Consigne 1 :: Recopiez mot pour mot le passage de l'éditorial allant de "Que se passe-t-il lorsque" à "de l’antiquité ?".

Que se passe-t-il lorsque dans un pays, le pouvoir en place et l’opposition font une chose et son contraire en même temps ? Que se passe-t-il dans un pays quand l’ancienne puissance coloniale vient s’y vanter de cautionner les pires atrocités, les détournements massifs de fonds publics et la fraude électorale en portrait grandeur nature ? Que se passe-t-il dans un pays quand des prisonniers politiques, libérés après des tractations nauséeuses et des allégeances corrompues, sortent de prison pour plastronner avec leurs geôliers qu’ils couvrent d’éloges dignes du temps des rois de l’antiquité ?

L’Editorial du Professeur Franklin Nyamsi Wa Kamerun

Le spectacle offert par la classe politique ivoirienne ces dernières semaines frise le comble de l’irrationnel. Il règne dans le pays, une ambiance de confusion mentale furieuse. Les citoyens sont désemparés et ne savent plus à quel saint se vouer. Tel un Titanic politique, la Côte d’Ivoire coule vers les bas-fonds de l’insignifiance de la parole publique. Dès lors, dans ce navire collectif en naufrage, il faut d’urgence une boussole. L’observateur et le citoyen avertis ne peuvent  dès lors que décrire l’incroyable en cours, et faire un appel à la raison, afin de sauver la cité de la folie. Cet éditorial est justement consacré à saisir quatre sortes de crises de folie, qui se sont emparées des factions politiques ivoiriennes, comme dans une sorte de contamination réciproque par le délire des abîmes. Cet éditorial veut rappeler aux uns et aux autres, l’axe central de l’émancipation collective dans ce pays.

Consigne 2 :: Dans les entrées, reprenez uniquement les lignes allant de la ligne contenant "y-tick-label: 1010 (10, 1, 34, 18)" à la ligne contenant "series-layer (48, 59, 550, 384)", en substituant "plot-border" à "plot-frame" et sans rien changer d'autre.

Données fournies ::

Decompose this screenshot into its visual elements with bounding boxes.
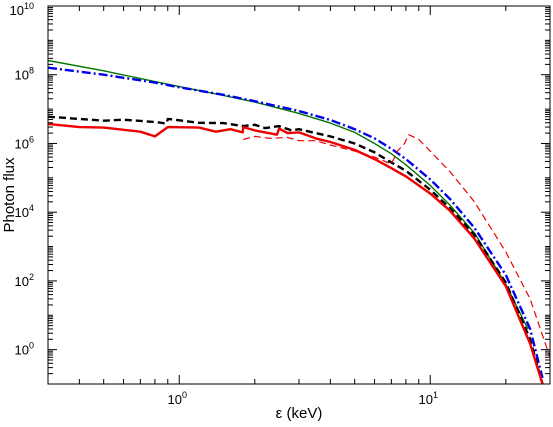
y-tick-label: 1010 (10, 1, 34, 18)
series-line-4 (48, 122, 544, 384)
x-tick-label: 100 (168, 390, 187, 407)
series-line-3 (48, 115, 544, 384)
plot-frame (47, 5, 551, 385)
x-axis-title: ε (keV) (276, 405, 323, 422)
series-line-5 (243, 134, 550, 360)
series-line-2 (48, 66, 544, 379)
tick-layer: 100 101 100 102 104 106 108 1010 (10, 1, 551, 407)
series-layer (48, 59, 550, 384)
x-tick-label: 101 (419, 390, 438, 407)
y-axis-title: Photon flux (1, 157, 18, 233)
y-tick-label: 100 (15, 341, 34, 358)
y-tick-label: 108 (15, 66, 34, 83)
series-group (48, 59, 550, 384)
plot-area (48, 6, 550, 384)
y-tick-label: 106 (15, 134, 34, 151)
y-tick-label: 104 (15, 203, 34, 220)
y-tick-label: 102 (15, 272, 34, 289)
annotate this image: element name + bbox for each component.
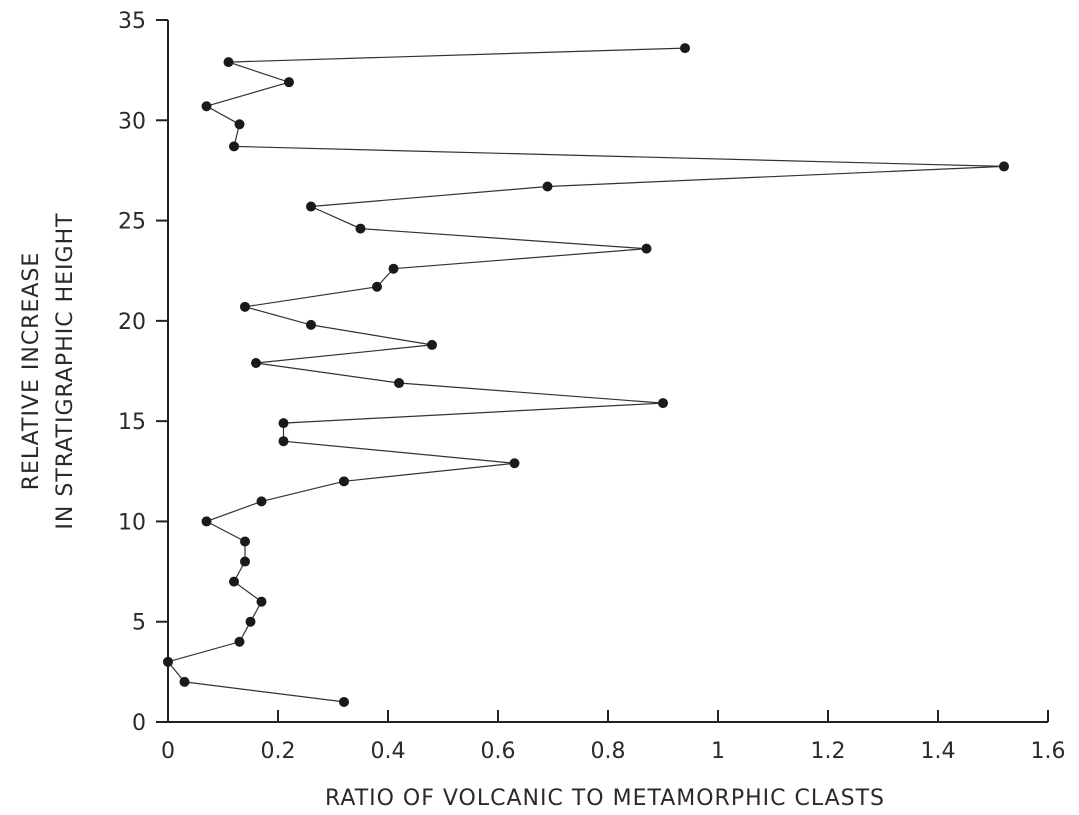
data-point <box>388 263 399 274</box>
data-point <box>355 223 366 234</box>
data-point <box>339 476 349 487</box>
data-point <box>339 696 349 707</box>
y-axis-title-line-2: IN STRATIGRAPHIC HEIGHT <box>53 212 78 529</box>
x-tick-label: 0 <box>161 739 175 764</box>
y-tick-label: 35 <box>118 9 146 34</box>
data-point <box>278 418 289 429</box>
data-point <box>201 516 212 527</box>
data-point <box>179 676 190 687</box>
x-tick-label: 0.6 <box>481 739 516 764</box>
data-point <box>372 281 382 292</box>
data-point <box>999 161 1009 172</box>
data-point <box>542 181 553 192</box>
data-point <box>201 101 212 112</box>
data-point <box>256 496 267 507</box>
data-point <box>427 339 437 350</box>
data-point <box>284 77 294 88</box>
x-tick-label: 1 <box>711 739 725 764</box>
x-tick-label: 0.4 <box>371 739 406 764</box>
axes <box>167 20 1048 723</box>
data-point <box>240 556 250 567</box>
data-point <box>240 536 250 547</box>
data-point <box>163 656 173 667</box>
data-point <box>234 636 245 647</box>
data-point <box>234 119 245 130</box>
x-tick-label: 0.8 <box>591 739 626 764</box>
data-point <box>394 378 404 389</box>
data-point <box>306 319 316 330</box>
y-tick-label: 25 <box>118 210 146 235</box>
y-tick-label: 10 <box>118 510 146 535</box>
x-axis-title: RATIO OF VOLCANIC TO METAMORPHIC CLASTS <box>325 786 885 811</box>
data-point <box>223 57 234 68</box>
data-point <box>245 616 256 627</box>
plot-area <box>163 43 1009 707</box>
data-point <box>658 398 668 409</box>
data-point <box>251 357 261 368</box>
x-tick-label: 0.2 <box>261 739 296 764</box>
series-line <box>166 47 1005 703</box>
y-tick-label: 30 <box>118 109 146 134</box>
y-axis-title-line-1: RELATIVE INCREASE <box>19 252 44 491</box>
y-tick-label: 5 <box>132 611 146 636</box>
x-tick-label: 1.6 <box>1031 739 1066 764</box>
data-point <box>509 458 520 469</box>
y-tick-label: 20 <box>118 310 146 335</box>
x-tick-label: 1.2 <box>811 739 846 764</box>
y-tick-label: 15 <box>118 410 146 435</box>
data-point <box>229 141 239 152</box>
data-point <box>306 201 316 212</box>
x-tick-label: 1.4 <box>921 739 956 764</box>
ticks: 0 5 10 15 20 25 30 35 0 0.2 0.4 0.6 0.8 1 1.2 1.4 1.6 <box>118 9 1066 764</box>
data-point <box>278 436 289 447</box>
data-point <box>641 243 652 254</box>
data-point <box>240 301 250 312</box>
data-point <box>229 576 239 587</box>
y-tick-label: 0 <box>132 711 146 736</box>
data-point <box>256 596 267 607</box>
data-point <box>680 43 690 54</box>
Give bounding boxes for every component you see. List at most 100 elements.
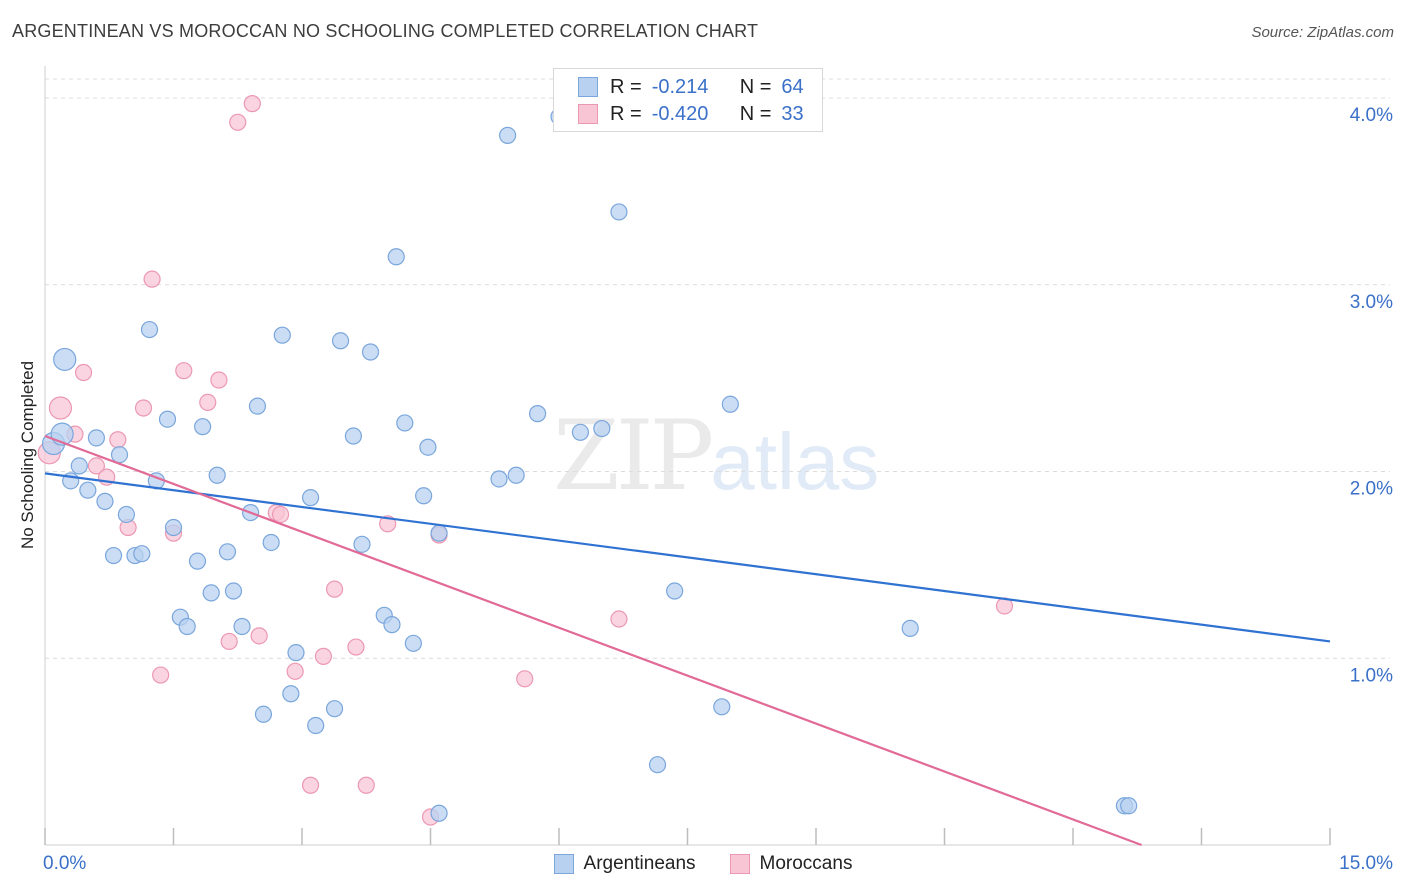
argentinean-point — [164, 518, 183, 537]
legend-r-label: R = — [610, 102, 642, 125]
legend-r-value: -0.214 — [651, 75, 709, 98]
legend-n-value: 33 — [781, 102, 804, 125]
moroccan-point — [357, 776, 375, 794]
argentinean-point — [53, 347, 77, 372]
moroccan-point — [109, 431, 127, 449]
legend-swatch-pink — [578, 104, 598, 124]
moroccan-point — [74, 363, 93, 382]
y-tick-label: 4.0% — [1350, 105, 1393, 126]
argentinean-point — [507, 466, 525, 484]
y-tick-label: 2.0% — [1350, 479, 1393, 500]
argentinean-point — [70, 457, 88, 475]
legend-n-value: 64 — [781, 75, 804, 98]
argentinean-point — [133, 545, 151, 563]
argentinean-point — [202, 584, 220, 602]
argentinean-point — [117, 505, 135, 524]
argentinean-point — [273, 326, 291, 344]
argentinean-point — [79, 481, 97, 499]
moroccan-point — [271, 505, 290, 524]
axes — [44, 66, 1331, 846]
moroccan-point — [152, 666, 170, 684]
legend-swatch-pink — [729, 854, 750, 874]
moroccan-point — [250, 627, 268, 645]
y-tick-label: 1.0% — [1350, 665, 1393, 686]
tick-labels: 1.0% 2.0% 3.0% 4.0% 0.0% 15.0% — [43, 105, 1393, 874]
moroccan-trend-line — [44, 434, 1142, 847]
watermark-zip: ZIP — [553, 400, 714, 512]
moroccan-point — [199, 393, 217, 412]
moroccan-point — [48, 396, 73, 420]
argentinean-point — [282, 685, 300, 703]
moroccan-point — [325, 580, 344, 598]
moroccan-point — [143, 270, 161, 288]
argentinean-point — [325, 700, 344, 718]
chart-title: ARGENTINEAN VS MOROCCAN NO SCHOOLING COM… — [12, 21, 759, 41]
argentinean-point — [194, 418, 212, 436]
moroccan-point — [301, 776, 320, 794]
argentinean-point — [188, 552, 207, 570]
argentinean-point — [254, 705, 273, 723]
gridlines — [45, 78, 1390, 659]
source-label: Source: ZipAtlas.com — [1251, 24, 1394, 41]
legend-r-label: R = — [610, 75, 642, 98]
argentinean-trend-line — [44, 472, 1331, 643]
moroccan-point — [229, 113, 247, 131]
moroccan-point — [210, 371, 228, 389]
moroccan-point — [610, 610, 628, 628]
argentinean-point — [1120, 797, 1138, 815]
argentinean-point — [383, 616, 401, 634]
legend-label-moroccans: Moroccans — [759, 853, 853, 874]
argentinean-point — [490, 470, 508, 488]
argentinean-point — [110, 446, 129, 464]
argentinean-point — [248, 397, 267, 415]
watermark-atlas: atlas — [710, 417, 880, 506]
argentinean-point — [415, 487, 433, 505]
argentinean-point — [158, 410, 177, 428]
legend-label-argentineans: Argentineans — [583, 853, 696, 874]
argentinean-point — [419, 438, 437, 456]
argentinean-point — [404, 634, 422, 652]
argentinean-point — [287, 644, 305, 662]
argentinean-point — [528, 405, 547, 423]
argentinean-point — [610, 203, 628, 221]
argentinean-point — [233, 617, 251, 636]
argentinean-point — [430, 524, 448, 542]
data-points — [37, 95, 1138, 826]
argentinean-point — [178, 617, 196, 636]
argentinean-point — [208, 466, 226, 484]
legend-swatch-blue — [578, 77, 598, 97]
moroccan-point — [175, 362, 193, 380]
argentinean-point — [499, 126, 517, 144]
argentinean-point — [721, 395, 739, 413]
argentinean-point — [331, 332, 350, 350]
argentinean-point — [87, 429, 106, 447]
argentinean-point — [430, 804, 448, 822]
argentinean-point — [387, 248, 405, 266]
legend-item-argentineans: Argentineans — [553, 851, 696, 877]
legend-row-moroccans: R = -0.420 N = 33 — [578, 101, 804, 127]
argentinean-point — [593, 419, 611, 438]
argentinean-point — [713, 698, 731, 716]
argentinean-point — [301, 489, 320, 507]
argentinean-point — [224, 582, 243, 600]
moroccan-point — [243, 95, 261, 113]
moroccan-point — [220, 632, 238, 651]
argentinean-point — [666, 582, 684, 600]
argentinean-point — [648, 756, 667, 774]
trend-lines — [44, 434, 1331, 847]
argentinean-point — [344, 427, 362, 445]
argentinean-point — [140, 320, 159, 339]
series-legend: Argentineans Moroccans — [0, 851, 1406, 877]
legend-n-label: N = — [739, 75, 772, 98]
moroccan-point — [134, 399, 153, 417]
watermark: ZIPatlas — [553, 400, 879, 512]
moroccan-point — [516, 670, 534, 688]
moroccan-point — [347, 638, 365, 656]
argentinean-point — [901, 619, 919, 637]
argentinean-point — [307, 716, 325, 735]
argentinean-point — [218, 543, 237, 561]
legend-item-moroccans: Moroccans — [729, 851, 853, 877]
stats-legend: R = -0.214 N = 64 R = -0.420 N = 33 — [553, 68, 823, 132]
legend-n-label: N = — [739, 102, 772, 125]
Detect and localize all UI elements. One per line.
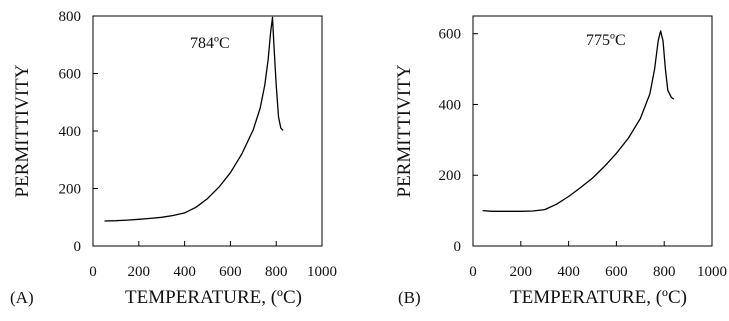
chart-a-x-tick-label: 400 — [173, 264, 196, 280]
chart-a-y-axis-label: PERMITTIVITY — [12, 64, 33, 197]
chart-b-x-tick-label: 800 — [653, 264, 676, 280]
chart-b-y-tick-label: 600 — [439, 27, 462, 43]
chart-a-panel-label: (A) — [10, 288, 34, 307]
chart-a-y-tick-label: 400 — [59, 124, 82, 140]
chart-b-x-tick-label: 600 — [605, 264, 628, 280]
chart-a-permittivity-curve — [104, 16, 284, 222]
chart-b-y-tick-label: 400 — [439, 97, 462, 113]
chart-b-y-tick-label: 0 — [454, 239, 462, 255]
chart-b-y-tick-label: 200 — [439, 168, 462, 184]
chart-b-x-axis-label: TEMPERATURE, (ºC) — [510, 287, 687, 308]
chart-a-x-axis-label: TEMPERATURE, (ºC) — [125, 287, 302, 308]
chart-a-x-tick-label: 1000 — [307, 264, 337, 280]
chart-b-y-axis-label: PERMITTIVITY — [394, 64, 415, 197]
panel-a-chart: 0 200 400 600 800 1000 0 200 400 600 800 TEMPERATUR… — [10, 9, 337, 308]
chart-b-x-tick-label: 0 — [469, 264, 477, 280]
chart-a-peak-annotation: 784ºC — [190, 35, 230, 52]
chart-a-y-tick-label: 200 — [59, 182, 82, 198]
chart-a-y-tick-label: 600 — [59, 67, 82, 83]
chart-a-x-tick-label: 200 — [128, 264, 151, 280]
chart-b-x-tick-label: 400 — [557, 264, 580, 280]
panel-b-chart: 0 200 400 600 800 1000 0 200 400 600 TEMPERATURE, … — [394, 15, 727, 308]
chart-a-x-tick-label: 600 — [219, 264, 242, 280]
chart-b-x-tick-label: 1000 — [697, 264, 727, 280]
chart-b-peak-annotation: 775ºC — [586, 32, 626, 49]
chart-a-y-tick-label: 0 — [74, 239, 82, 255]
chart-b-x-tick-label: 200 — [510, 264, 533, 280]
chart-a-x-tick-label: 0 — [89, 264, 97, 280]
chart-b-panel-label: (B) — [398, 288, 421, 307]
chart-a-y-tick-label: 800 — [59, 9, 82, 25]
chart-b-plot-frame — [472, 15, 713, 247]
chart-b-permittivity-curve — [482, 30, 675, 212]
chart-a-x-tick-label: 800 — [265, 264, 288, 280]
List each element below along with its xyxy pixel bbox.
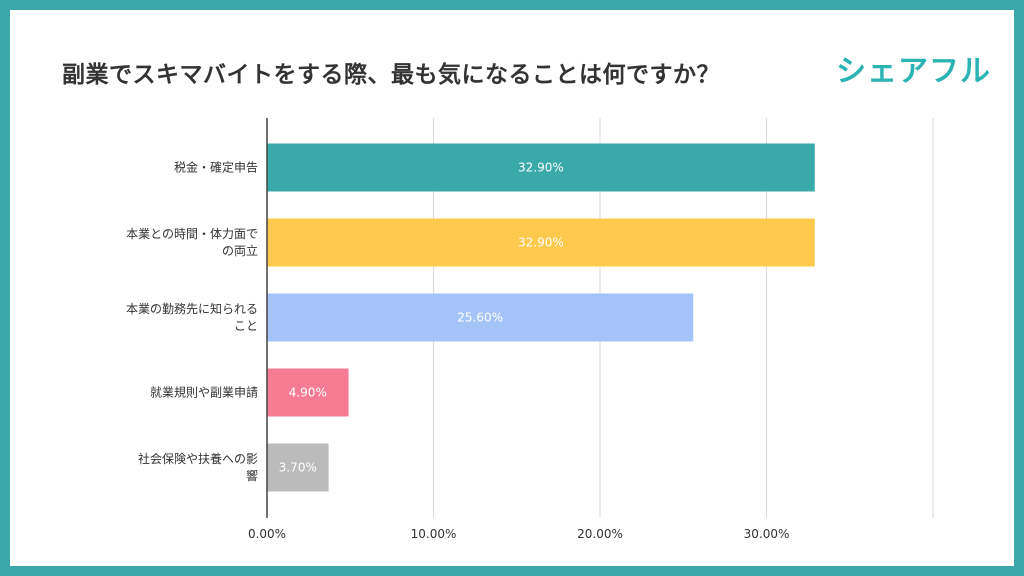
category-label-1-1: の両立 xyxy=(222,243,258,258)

Réponse rédigée 1 ::
Que se passe-t-il lorsque dans un pays, le pouvoir en place et l’opposition font une chose et son contraire en même temps ? Que se passe-t-il dans un pays quand l’ancienne puissance coloniale vient s’y vanter de cautionner les pires atrocités, les détournements massifs de fonds publics et la fraude électorale en portrait grandeur nature ? Que se passe-t-il dans un pays quand des prisonniers politiques, libérés après des tractations nauséeuses et des allégeances corrompues, sortent de prison pour plastronner avec leurs geôliers qu’ils couvrent d’éloges dignes du temps des rois de l’antiquité ?

Réponse rédigée 2 ::
y-tick-label: 1010 (10, 1, 34, 18)
series-line-4 (48, 122, 544, 384)
x-tick-label: 100 (168, 390, 187, 407)
series-line-3 (48, 115, 544, 384)
plot-border (47, 5, 551, 385)
x-axis-title: ε (keV) (276, 405, 323, 422)
series-line-5 (243, 134, 550, 360)
series-line-2 (48, 66, 544, 379)
tick-layer: 100 101 100 102 104 106 108 1010 (10, 1, 551, 407)
series-layer (48, 59, 550, 384)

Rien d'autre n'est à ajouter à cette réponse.